• _Requirements_:
Below is a listing. Gather each line of it that contains "scenes".

• _Data in this exercise_:

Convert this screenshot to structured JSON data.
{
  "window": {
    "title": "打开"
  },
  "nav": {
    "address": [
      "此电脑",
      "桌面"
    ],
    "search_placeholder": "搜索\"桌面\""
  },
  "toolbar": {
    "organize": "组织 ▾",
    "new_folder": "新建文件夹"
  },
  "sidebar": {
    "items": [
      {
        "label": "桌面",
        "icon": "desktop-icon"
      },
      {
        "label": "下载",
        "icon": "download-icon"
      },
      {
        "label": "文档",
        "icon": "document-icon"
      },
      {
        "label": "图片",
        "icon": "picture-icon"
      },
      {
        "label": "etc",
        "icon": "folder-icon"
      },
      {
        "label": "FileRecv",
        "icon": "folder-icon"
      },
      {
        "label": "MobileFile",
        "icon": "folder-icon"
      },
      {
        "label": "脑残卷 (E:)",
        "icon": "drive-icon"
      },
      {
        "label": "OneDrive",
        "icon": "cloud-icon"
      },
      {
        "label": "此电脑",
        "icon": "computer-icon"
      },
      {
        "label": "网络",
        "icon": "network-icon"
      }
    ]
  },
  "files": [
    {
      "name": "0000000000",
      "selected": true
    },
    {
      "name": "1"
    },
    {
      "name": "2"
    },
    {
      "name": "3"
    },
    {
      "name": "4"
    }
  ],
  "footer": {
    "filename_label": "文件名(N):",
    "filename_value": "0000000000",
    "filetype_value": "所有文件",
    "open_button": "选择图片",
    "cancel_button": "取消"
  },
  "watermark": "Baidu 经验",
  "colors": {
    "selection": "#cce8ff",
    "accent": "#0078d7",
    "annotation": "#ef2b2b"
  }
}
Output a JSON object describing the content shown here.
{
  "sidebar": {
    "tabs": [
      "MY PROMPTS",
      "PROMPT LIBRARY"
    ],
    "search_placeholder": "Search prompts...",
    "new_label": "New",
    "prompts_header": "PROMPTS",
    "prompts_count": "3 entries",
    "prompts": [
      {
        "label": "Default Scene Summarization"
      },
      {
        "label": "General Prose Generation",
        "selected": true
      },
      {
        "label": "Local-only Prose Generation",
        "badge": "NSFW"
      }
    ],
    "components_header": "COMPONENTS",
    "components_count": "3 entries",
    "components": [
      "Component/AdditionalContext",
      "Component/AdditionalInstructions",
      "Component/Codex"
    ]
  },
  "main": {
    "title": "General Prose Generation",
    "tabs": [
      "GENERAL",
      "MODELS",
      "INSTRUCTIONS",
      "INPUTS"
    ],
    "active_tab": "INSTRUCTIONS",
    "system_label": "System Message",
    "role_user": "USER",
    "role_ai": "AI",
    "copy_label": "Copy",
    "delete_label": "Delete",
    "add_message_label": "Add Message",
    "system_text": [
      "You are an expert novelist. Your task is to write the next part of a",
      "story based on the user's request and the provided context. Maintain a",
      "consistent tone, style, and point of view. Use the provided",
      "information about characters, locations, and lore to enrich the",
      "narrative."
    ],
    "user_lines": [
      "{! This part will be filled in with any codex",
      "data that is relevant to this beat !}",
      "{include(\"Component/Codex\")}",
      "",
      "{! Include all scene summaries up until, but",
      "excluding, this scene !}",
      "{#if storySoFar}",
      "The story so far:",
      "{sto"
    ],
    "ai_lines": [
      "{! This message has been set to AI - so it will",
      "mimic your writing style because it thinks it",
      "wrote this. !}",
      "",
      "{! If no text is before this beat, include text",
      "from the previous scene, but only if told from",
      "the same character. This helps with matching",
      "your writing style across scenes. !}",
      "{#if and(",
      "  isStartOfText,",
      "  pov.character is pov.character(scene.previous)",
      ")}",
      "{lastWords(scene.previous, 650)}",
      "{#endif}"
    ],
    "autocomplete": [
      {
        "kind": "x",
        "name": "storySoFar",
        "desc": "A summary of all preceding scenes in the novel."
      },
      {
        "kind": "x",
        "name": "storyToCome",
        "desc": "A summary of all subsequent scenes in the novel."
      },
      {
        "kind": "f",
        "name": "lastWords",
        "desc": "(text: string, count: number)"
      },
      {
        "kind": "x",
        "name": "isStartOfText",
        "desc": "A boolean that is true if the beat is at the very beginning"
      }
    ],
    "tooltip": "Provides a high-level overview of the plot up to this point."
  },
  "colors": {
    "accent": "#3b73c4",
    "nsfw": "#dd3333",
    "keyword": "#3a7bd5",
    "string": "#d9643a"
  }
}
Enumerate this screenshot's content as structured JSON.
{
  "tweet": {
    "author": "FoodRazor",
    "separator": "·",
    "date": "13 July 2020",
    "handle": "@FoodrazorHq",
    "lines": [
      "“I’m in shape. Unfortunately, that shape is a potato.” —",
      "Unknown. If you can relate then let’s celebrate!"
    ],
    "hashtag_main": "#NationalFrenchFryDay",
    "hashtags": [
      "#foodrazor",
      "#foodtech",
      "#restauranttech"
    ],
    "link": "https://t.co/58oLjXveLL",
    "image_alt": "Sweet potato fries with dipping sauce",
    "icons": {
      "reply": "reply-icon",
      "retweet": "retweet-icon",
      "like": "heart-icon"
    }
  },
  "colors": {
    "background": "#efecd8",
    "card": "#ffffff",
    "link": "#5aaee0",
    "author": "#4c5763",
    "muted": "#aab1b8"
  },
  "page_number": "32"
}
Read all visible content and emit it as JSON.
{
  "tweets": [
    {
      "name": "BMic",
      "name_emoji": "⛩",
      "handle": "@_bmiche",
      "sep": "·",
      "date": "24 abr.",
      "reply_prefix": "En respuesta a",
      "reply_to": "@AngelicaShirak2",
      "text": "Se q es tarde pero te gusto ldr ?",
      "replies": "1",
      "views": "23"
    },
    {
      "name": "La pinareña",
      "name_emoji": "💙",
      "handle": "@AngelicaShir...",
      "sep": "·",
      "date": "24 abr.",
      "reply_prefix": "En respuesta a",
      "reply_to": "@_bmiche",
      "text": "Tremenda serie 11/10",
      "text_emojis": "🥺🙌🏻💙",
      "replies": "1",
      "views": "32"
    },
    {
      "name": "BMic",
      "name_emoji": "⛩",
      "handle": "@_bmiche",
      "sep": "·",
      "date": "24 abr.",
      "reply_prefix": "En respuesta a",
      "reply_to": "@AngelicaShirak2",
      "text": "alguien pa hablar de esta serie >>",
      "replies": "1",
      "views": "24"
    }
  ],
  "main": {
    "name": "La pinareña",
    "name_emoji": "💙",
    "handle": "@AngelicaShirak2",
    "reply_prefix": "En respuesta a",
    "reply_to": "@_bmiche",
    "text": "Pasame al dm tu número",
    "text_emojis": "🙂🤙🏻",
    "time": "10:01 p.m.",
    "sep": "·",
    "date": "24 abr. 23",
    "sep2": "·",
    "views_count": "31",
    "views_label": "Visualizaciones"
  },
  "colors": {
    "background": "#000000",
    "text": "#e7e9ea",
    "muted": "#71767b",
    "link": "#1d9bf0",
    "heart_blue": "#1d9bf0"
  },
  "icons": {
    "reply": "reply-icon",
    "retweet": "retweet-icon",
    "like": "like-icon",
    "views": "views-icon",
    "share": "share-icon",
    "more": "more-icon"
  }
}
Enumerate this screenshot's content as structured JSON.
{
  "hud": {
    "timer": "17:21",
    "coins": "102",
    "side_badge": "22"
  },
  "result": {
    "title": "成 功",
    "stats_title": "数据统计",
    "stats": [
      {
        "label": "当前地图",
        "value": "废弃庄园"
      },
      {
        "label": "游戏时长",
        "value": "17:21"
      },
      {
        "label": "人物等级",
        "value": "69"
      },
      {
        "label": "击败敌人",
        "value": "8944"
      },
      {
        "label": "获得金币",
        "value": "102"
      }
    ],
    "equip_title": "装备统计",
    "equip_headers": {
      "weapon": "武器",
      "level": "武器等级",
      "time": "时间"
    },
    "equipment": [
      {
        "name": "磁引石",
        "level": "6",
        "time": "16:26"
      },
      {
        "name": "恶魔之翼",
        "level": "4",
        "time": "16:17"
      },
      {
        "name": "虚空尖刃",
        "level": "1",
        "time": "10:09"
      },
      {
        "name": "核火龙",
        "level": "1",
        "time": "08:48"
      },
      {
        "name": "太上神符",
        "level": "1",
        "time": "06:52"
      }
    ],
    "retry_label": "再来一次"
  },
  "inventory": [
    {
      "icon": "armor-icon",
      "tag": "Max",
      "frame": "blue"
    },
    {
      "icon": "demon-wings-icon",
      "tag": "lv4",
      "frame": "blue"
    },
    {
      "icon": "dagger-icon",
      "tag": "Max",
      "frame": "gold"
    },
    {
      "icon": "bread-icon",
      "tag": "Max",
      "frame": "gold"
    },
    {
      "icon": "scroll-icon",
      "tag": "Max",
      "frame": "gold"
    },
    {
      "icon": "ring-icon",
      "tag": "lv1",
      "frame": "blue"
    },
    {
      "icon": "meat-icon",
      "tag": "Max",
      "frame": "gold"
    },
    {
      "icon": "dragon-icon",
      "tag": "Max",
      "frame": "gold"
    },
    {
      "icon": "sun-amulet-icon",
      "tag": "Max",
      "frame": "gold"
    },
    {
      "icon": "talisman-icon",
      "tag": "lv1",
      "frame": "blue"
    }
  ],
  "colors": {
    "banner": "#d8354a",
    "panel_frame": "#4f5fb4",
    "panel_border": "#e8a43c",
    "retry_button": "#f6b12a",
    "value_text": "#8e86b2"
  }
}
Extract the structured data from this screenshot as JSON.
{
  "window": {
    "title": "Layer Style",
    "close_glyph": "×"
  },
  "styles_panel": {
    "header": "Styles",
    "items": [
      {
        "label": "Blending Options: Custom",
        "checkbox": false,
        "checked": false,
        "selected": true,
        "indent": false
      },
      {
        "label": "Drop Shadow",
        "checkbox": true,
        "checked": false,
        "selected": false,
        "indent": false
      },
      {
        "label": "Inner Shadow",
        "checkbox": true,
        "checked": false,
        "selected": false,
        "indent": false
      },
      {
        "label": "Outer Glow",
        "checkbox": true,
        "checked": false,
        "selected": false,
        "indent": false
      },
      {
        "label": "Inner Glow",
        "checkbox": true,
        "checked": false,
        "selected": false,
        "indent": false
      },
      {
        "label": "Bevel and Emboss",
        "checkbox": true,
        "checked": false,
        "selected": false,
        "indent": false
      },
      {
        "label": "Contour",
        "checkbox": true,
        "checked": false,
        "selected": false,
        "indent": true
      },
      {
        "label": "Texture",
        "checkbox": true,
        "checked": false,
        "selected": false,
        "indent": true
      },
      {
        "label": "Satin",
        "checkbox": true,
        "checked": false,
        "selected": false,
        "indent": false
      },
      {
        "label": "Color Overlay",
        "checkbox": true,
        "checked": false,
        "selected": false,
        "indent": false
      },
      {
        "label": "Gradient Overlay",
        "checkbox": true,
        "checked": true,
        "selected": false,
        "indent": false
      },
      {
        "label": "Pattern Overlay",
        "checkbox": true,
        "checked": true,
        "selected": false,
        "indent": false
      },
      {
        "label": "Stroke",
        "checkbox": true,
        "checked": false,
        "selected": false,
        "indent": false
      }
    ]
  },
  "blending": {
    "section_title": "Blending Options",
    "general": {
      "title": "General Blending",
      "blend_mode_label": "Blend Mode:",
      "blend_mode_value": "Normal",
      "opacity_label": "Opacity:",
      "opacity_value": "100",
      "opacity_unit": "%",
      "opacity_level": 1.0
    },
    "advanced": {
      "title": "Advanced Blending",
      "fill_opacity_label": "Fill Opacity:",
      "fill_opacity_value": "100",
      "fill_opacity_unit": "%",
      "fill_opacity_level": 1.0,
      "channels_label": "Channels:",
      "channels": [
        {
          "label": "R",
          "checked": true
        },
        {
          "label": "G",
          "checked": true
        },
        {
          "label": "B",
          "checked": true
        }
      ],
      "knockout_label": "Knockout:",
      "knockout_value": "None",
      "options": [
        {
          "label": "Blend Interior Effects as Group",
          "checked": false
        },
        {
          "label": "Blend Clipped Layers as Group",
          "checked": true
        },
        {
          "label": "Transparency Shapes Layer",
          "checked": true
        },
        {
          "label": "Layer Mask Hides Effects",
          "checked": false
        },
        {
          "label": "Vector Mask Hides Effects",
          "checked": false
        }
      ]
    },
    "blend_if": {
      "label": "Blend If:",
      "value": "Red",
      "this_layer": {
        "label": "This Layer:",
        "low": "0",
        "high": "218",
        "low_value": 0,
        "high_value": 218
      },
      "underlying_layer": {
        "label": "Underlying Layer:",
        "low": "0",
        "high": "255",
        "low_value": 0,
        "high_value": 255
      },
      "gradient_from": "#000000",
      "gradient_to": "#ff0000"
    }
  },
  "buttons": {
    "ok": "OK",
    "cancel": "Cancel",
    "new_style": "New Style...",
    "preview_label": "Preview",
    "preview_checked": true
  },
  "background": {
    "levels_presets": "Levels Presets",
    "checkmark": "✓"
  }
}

• _Exercise response_:
      "your writing style across scenes. !}",
        "desc": "A summary of all preceding scenes in the novel."
        "desc": "A summary of all subsequent scenes in the novel."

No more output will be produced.